Below are some records. Copy every line in them that holds "identify".

Saved entries:
-----
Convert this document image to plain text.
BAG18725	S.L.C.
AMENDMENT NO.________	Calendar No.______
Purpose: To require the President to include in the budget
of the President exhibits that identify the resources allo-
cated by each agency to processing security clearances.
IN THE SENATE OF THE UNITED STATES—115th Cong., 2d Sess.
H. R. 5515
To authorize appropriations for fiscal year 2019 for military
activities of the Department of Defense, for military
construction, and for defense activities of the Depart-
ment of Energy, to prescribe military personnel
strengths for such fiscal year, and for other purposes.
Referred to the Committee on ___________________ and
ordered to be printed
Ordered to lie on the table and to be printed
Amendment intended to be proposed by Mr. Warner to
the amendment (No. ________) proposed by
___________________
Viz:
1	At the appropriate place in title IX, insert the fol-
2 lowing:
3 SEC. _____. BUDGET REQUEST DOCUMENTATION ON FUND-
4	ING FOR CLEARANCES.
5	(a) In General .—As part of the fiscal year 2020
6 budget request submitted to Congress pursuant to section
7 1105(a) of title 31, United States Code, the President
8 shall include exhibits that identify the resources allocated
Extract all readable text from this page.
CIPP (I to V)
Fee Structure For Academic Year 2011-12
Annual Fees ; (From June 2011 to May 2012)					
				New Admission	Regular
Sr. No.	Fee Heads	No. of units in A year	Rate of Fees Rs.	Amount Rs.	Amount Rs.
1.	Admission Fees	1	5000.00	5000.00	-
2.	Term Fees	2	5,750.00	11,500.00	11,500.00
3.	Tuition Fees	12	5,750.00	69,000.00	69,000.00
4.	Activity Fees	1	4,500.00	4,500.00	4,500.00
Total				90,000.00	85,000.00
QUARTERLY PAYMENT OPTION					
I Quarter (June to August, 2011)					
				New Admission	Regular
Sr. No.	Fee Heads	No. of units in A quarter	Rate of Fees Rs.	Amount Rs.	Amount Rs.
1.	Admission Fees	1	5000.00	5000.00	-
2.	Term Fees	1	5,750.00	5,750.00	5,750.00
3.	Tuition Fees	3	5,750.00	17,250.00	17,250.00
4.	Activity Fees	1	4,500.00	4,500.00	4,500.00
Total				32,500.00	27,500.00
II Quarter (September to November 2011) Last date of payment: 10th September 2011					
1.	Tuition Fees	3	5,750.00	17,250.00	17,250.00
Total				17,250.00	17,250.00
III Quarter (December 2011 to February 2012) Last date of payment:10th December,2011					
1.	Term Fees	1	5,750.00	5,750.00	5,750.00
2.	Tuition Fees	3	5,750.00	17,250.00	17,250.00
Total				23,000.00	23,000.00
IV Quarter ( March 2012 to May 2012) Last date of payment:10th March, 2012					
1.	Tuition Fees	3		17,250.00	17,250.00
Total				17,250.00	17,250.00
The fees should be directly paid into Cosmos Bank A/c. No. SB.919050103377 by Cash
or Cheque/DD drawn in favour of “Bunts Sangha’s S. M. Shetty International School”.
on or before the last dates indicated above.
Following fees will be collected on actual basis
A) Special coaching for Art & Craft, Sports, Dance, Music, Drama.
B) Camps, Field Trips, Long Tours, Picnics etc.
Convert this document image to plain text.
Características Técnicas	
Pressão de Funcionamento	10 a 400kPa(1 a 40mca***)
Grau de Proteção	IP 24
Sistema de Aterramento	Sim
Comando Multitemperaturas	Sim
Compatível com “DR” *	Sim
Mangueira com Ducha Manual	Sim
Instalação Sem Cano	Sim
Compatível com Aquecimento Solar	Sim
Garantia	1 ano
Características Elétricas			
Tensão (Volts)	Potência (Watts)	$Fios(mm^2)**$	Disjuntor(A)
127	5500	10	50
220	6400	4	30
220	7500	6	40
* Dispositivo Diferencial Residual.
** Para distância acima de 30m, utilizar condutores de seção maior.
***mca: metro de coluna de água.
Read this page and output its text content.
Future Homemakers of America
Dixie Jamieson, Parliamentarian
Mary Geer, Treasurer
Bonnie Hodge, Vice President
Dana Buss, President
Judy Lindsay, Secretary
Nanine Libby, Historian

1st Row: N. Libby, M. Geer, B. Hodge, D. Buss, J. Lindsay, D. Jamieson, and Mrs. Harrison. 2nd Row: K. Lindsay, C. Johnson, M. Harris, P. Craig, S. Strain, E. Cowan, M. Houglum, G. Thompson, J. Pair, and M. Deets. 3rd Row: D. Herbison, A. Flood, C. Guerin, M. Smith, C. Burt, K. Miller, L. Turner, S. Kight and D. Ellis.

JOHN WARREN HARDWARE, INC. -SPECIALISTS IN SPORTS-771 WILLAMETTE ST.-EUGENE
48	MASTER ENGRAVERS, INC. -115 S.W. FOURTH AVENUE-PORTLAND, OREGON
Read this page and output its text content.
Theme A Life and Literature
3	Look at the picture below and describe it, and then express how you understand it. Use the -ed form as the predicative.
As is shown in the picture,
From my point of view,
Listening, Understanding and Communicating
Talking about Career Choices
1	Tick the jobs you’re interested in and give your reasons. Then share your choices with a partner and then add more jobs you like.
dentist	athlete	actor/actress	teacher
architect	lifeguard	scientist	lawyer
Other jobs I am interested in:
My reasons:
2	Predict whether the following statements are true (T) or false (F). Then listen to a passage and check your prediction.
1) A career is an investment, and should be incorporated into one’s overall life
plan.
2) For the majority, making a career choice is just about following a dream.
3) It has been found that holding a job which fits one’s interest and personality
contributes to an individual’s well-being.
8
-----
◆ Answer for the task
of the President exhibits that identify the resources allo-
8 shall include exhibits that identify the resources allocated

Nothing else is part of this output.